-------- Listed records

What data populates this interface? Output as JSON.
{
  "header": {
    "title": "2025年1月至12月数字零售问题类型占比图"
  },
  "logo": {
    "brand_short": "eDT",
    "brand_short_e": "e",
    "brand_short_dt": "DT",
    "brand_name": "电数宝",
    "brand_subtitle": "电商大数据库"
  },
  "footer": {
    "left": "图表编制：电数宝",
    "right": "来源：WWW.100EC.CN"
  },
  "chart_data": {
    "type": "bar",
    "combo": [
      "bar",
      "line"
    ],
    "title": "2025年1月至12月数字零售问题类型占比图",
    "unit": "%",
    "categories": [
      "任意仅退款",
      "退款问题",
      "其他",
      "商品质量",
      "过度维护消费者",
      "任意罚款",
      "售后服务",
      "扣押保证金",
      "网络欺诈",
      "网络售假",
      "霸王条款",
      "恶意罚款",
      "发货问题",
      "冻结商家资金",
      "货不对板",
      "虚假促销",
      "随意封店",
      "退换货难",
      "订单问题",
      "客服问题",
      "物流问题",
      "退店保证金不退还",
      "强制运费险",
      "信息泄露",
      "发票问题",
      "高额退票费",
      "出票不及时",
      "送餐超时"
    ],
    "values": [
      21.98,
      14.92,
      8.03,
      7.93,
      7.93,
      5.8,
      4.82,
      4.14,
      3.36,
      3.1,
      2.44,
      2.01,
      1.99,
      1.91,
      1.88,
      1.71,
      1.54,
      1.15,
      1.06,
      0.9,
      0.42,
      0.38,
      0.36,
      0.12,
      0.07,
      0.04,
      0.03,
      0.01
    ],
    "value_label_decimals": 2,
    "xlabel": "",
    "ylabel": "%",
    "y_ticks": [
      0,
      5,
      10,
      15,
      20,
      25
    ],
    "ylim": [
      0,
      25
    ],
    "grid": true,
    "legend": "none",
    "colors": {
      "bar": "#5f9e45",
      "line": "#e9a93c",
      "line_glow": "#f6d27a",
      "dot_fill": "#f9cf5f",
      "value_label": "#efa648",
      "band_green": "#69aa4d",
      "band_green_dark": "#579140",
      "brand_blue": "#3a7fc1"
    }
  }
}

----------------

■ Objective:
Would you write down every record again, exactly?

■ Solution to this problem:
What data populates this interface? Output as JSON.
{
  "header": {
    "title": "2025年1月至12月数字零售问题类型占比图"
  },
  "logo": {
    "brand_short": "eDT",
    "brand_short_e": "e",
    "brand_short_dt": "DT",
    "brand_name": "电数宝",
    "brand_subtitle": "电商大数据库"
  },
  "footer": {
    "left": "图表编制：电数宝",
    "right": "来源：WWW.100EC.CN"
  },
  "chart_data": {
    "type": "bar",
    "combo": [
      "bar",
      "line"
    ],
    "title": "2025年1月至12月数字零售问题类型占比图",
    "unit": "%",
    "categories": [
      "任意仅退款",
      "退款问题",
      "其他",
      "商品质量",
      "过度维护消费者",
      "任意罚款",
      "售后服务",
      "扣押保证金",
      "网络欺诈",
      "网络售假",
      "霸王条款",
      "恶意罚款",
      "发货问题",
      "冻结商家资金",
      "货不对板",
      "虚假促销",
      "随意封店",
      "退换货难",
      "订单问题",
      "客服问题",
      "物流问题",
      "退店保证金不退还",
      "强制运费险",
      "信息泄露",
      "发票问题",
      "高额退票费",
      "出票不及时",
      "送餐超时"
    ],
    "values": [
      21.98,
      14.92,
      8.03,
      7.93,
      7.93,
      5.8,
      4.82,
      4.14,
      3.36,
      3.1,
      2.44,
      2.01,
      1.99,
      1.91,
      1.88,
      1.71,
      1.54,
      1.15,
      1.06,
      0.9,
      0.42,
      0.38,
      0.36,
      0.12,
      0.07,
      0.04,
      0.03,
      0.01
    ],
    "value_label_decimals": 2,
    "xlabel": "",
    "ylabel": "%",
    "y_ticks": [
      0,
      5,
      10,
      15,
      20,
      25
    ],
    "ylim": [
      0,
      25
    ],
    "grid": true,
    "legend": "none",
    "colors": {
      "bar": "#5f9e45",
      "line": "#e9a93c",
      "line_glow": "#f6d27a",
      "dot_fill": "#f9cf5f",
      "value_label": "#efa648",
      "band_green": "#69aa4d",
      "band_green_dark": "#579140",
      "brand_blue": "#3a7fc1"
    }
  }
}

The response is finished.